> _Exercise instructions_
Search the listing for "инвестиционного" and copy every line where it appears.

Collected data
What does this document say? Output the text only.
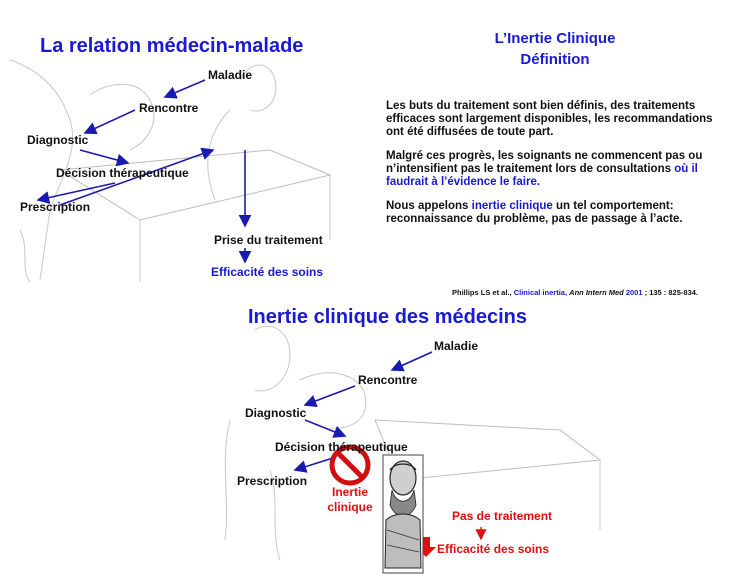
La relation médecin-malade
Maladie
Rencontre
Diagnostic
Décision thérapeutique
Prescription
Prise du traitement
Efficacité des soins
L’Inertie Clinique
Définition

Les buts du traitement sont bien définis, des traitements efficaces sont largement disponibles, les recommandations ont été diffusées de toute part.

Malgré ces progrès, les soignants ne commencent pas ou n’intensifient pas le traitement lors de consultations où il faudrait à l’évidence le faire.

Nous appelons inertie clinique un tel comportement: reconnaissance du problème, pas de passage à l’acte.

Phillips LS et al., Clinical inertia, Ann Intern Med 2001 ; 135 : 825-834.
Inertie clinique des médecins
Maladie
Rencontre
Diagnostic
Décision thérapeutique
Prescription
Inertie
clinique
Pas de traitement
Efficacité des soins
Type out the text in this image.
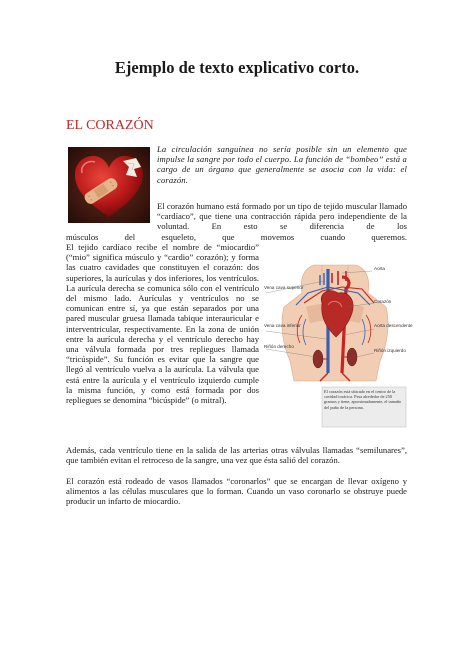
Ejemplo de texto explicativo corto.
EL CORAZÓN

La circulación sanguínea no sería posible sin un elemento que impulse la sangre por todo el cuerpo. La función de “bombeo” está a cargo de un órgano que generalmente se asocia con la vida: el corazón.

El corazón humano está formado por un tipo de tejido muscular llamado “cardíaco”, que tiene una contracción rápida pero independiente de la voluntad. En esto se diferencia de los

músculos del esqueleto, que movemos cuando queremos.

El tejido cardíaco recibe el nombre de “miocardio” (“mio” significa músculo y “cardio” corazón); y forma las cuatro cavidades que constituyen el corazón: dos superiores, la aurículas y dos inferiores, los ventrículos. La aurícula derecha se comunica sólo con el ventrículo del mismo lado. Aurículas y ventrículos no se comunican entre sí, ya que están separados por una pared muscular gruesa llamada tabique interauricular e interventricular, respectivamente. En la zona de unión entre la aurícula derecha y el ventrículo derecho hay una válvula formada por tres repliegues llamada “tricúspide”. Su función es evitar que la sangre que llegó al ventrículo vuelva a la aurícula. La válvula que está entre la aurícula y el ventrículo izquierdo cumple la misma función, y como está formada por dos repliegues se denomina “bicúspide” (o mitral).

Además, cada ventrículo tiene en la salida de las arterias otras válvulas llamadas “semilunares”, que también evitan el retroceso de la sangre, una vez que ésta salió del corazón.

El corazón está rodeado de vasos llamados “coronarlos” que se encargan de llevar oxígeno y alimentos a las células musculares que lo forman. Cuando un vaso coronarlo se obstruye puede producir un infarto de miocardio.

Vena cava superior
Vena cava inferior
Riñón derecho
Aorta
Corazón
Aorta descendente
Riñón izquierdo
El corazón está ubicado en el centro de la cavidad torácica. Pesa alrededor de 250 gramos y tiene, aproximadamente, el tamaño del puño de la persona.
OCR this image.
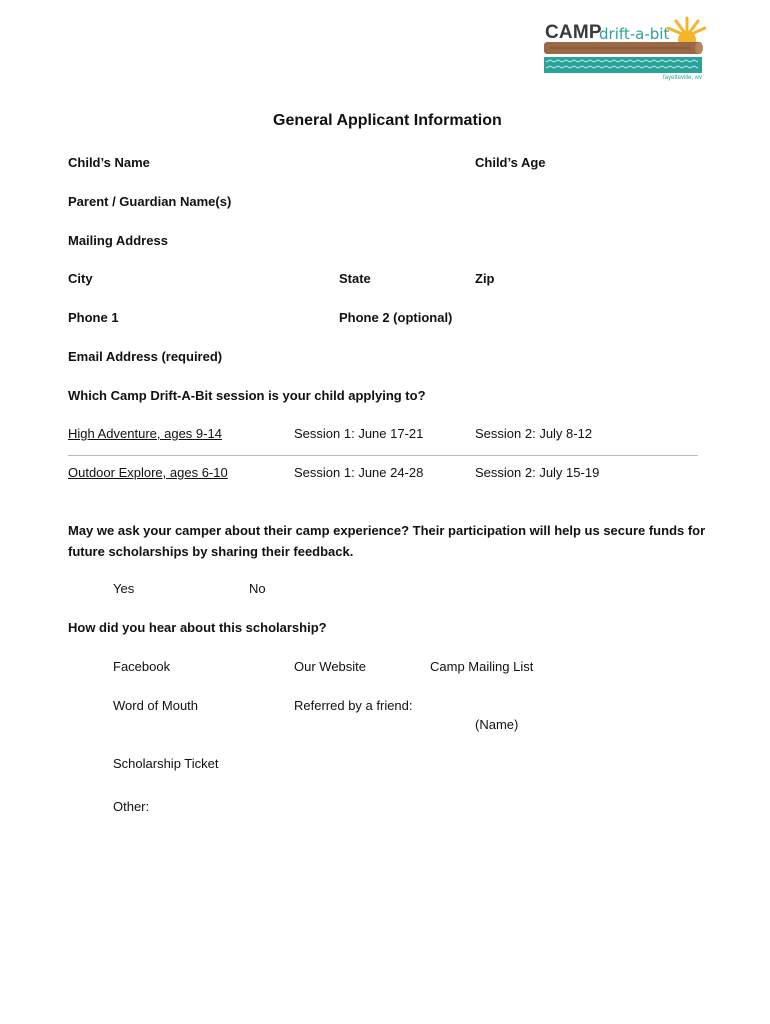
CAMP
drift-a-bit
fayetteville, wv
General Applicant Information
Child’s Name	Child’s Age
Parent / Guardian Name(s)
Mailing Address
City	State	Zip
Phone 1	Phone 2 (optional)
Email Address (required)
Which Camp Drift-A-Bit session is your child applying to?
High Adventure, ages 9-14	Session 1: June 17-21	Session 2: July 8-12
Outdoor Explore, ages 6-10	Session 1: June 24-28	Session 2: July 15-19
May we ask your camper about their camp experience? Their participation will help us secure funds for future scholarships by sharing their feedback.
Yes	No
How did you hear about this scholarship?
Facebook	Our Website	Camp Mailing List
Word of Mouth	Referred by a friend:
(Name)
Scholarship Ticket
Other:
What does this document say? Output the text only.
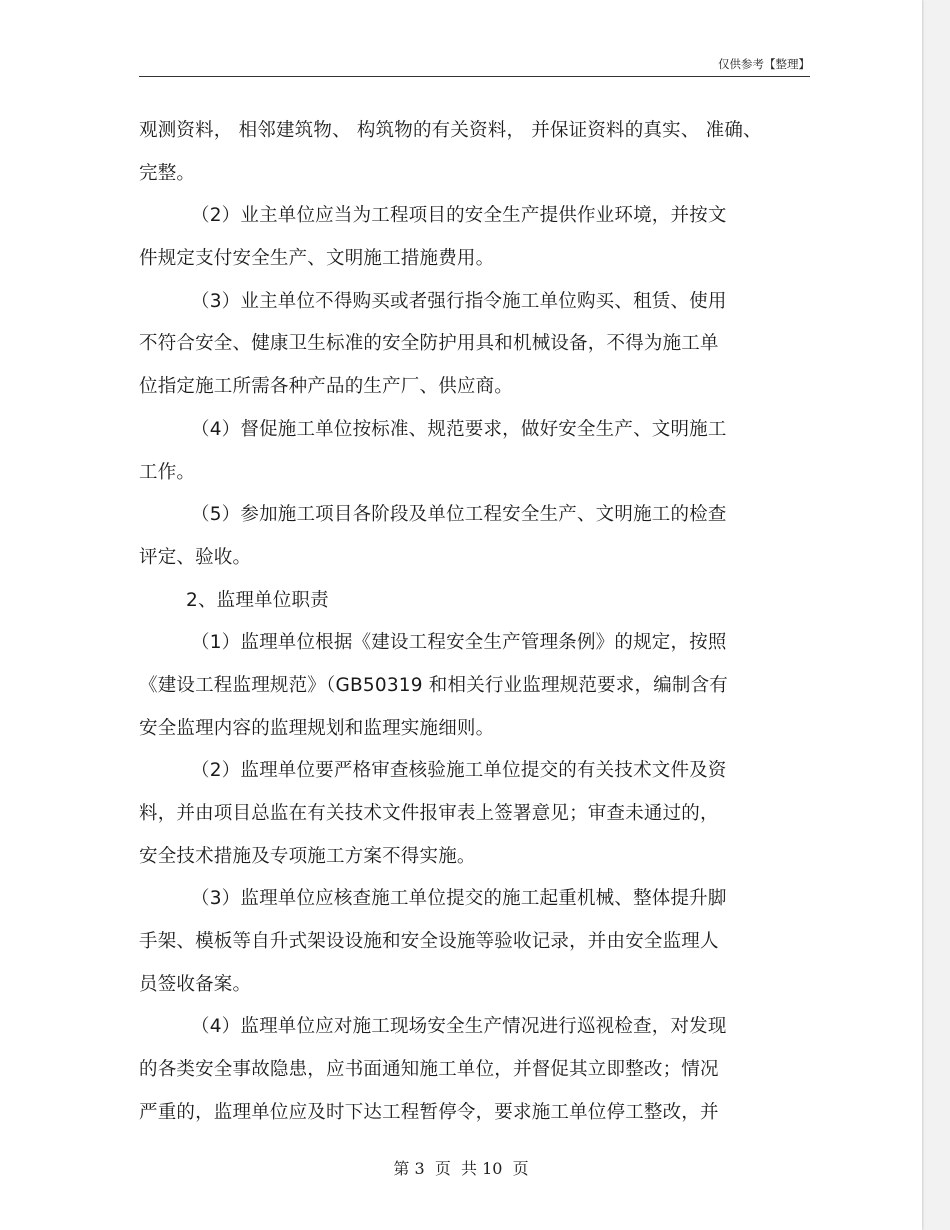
仅供参考【整理】
观测资料， 相邻建筑物、 构筑物的有关资料， 并保证资料的真实、 准确、
完整。
（2）业主单位应当为工程项目的安全生产提供作业环境，并按文
件规定支付安全生产、文明施工措施费用。
（3）业主单位不得购买或者强行指令施工单位购买、租赁、使用
不符合安全、健康卫生标准的安全防护用具和机械设备，不得为施工单
位指定施工所需各种产品的生产厂、供应商。
（4）督促施工单位按标准、规范要求，做好安全生产、文明施工
工作。
（5）参加施工项目各阶段及单位工程安全生产、文明施工的检查
评定、验收。
2、监理单位职责
（1）监理单位根据《建设工程安全生产管理条例》的规定，按照
《建设工程监理规范》（GB50319 和相关行业监理规范要求，编制含有
安全监理内容的监理规划和监理实施细则。
（2）监理单位要严格审查核验施工单位提交的有关技术文件及资
料，并由项目总监在有关技术文件报审表上签署意见；审查未通过的，
安全技术措施及专项施工方案不得实施。
（3）监理单位应核查施工单位提交的施工起重机械、整体提升脚
手架、模板等自升式架设设施和安全设施等验收记录，并由安全监理人
员签收备案。
（4）监理单位应对施工现场安全生产情况进行巡视检查，对发现
的各类安全事故隐患，应书面通知施工单位，并督促其立即整改；情况
严重的，监理单位应及时下达工程暂停令，要求施工单位停工整改，并
第 3  页  共 10  页
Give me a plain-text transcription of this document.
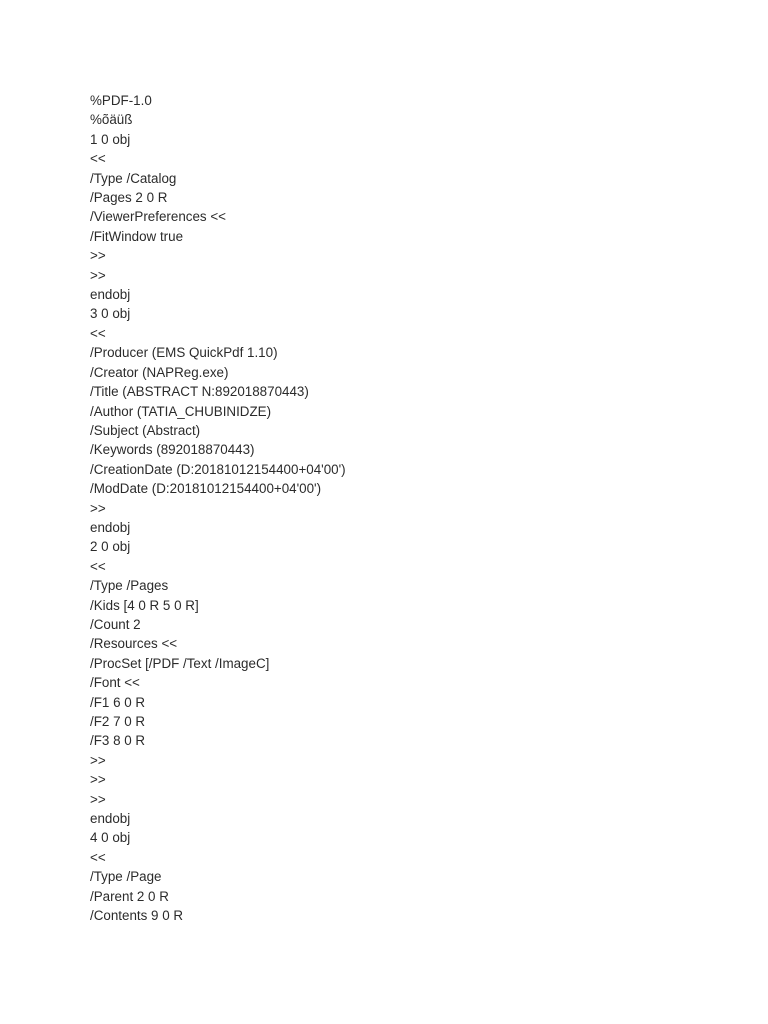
%PDF-1.0
%õäüß
1 0 obj
<<
/Type /Catalog
/Pages 2 0 R
/ViewerPreferences <<
/FitWindow true
>>
>>
endobj
3 0 obj
<<
/Producer (EMS QuickPdf 1.10)
/Creator (NAPReg.exe)
/Title (ABSTRACT N:892018870443)
/Author (TATIA_CHUBINIDZE)
/Subject (Abstract)
/Keywords (892018870443)
/CreationDate (D:20181012154400+04'00')
/ModDate (D:20181012154400+04'00')
>>
endobj
2 0 obj
<<
/Type /Pages
/Kids [4 0 R 5 0 R]
/Count 2
/Resources <<
/ProcSet [/PDF /Text /ImageC]
/Font <<
/F1 6 0 R
/F2 7 0 R
/F3 8 0 R
>>
>>
>>
endobj
4 0 obj
<<
/Type /Page
/Parent 2 0 R
/Contents 9 0 R
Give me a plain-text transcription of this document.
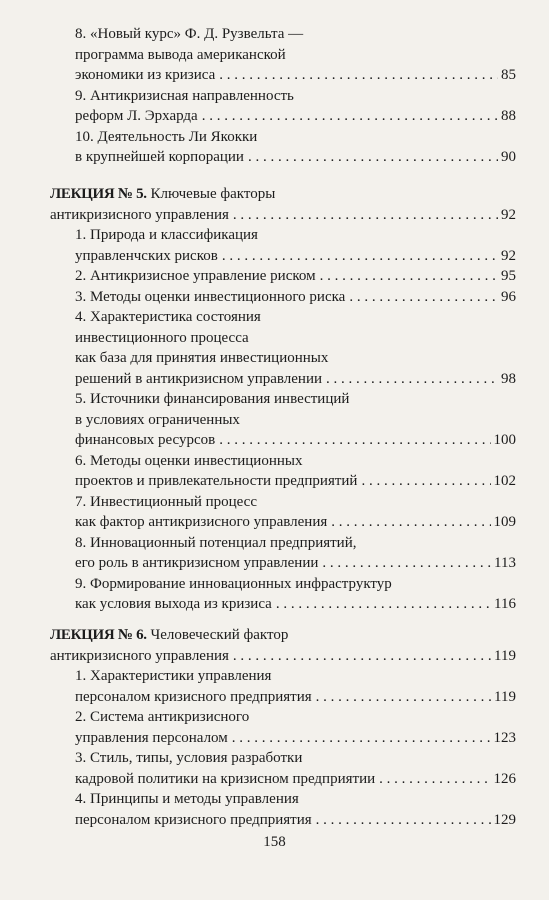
8. «Новый курс» Ф. Д. Рузвельта —
программа вывода американской
экономики из кризиса . . .	85
9. Антикризисная направленность
реформ Л. Эрхарда . . .	88
10. Деятельность Ли Якокки
в крупнейшей корпорации . . .	90
ЛЕКЦИЯ № 5. Ключевые факторы
антикризисного управления . . .	92
1. Природа и классификация
управленчских рисков . . .	92
2. Антикризисное управление риском . . .	95
3. Методы оценки инвестиционного риска . . .	96
4. Характеристика состояния
инвестиционного процесса
как база для принятия инвестиционных
решений в антикризисном управлении . . .	98
5. Источники финансирования инвестиций
в условиях ограниченных
финансовых ресурсов . . .	100
6. Методы оценки инвестиционных
проектов и привлекательности предприятий . . .	102
7. Инвестиционный процесс
как фактор антикризисного управления . . .	109
8. Инновационный потенциал предприятий,
его роль в антикризисном управлении . . .	113
9. Формирование инновационных инфраструктур
как условия выхода из кризиса . . .	116
ЛЕКЦИЯ № 6. Человеческий фактор
антикризисного управления . . .	119
1. Характеристики управления
персоналом кризисного предприятия . . .	119
2. Система антикризисного
управления персоналом . . .	123
3. Стиль, типы, условия разработки
кадровой политики на кризисном предприятии . . .	126
4. Принципы и методы управления
персоналом кризисного предприятия . . .	129
158
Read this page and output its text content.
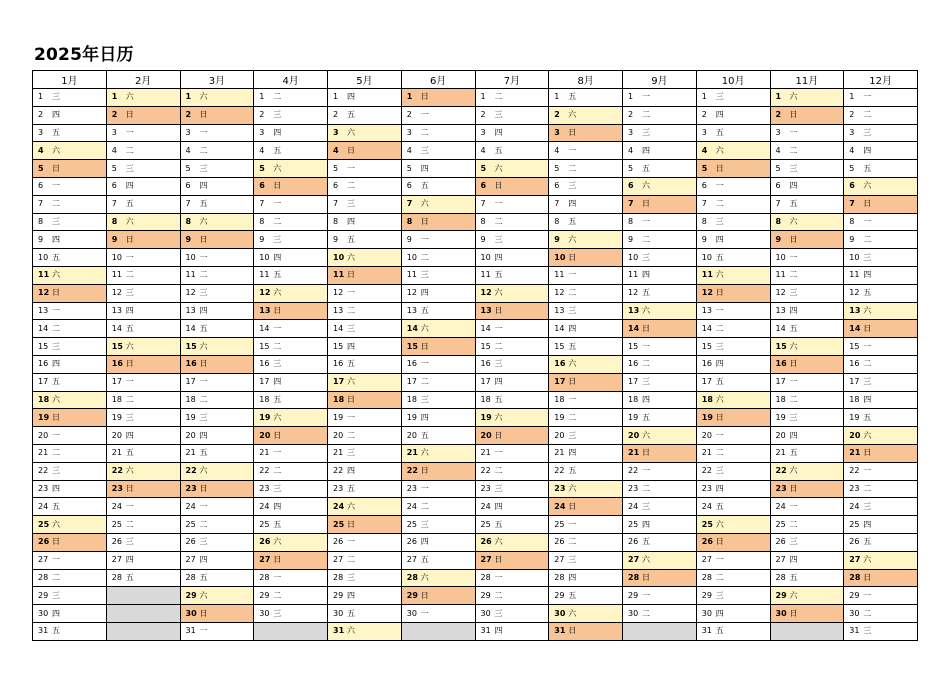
2025年日历
1月	2月	3月	4月	5月	6月	7月	8月	9月	10月	11月	12月
1 三	1 六	1 六	1 二	1 四	1 日	1 二	1 五	1 一	1 三	1 六	1 一
2 四	2 日	2 日	2 三	2 五	2 一	2 三	2 六	2 二	2 四	2 日	2 二
3 五	3 一	3 一	3 四	3 六	3 二	3 四	3 日	3 三	3 五	3 一	3 三
4 六	4 二	4 二	4 五	4 日	4 三	4 五	4 一	4 四	4 六	4 二	4 四
5 日	5 三	5 三	5 六	5 一	5 四	5 六	5 二	5 五	5 日	5 三	5 五
6 一	6 四	6 四	6 日	6 二	6 五	6 日	6 三	6 六	6 一	6 四	6 六
7 二	7 五	7 五	7 一	7 三	7 六	7 一	7 四	7 日	7 二	7 五	7 日
8 三	8 六	8 六	8 二	8 四	8 日	8 二	8 五	8 一	8 三	8 六	8 一
9 四	9 日	9 日	9 三	9 五	9 一	9 三	9 六	9 二	9 四	9 日	9 二
10 五	10 一	10 一	10 四	10 六	10 二	10 四	10 日	10 三	10 五	10 一	10 三
11 六	11 二	11 二	11 五	11 日	11 三	11 五	11 一	11 四	11 六	11 二	11 四
12 日	12 三	12 三	12 六	12 一	12 四	12 六	12 二	12 五	12 日	12 三	12 五
13 一	13 四	13 四	13 日	13 二	13 五	13 日	13 三	13 六	13 一	13 四	13 六
14 二	14 五	14 五	14 一	14 三	14 六	14 一	14 四	14 日	14 二	14 五	14 日
15 三	15 六	15 六	15 二	15 四	15 日	15 二	15 五	15 一	15 三	15 六	15 一
16 四	16 日	16 日	16 三	16 五	16 一	16 三	16 六	16 二	16 四	16 日	16 二
17 五	17 一	17 一	17 四	17 六	17 二	17 四	17 日	17 三	17 五	17 一	17 三
18 六	18 二	18 二	18 五	18 日	18 三	18 五	18 一	18 四	18 六	18 二	18 四
19 日	19 三	19 三	19 六	19 一	19 四	19 六	19 二	19 五	19 日	19 三	19 五
20 一	20 四	20 四	20 日	20 二	20 五	20 日	20 三	20 六	20 一	20 四	20 六
21 二	21 五	21 五	21 一	21 三	21 六	21 一	21 四	21 日	21 二	21 五	21 日
22 三	22 六	22 六	22 二	22 四	22 日	22 二	22 五	22 一	22 三	22 六	22 一
23 四	23 日	23 日	23 三	23 五	23 一	23 三	23 六	23 二	23 四	23 日	23 二
24 五	24 一	24 一	24 四	24 六	24 二	24 四	24 日	24 三	24 五	24 一	24 三
25 六	25 二	25 二	25 五	25 日	25 三	25 五	25 一	25 四	25 六	25 二	25 四
26 日	26 三	26 三	26 六	26 一	26 四	26 六	26 二	26 五	26 日	26 三	26 五
27 一	27 四	27 四	27 日	27 二	27 五	27 日	27 三	27 六	27 一	27 四	27 六
28 二	28 五	28 五	28 一	28 三	28 六	28 一	28 四	28 日	28 二	28 五	28 日
29 三		29 六	29 二	29 四	29 日	29 二	29 五	29 一	29 三	29 六	29 一
30 四		30 日	30 三	30 五	30 一	30 三	30 六	30 二	30 四	30 日	30 二
31 五		31 一		31 六		31 四	31 日		31 五		31 三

> _Reply to the exercise_
3. Методы оценки инвестиционного риска . . .	96
инвестиционного процесса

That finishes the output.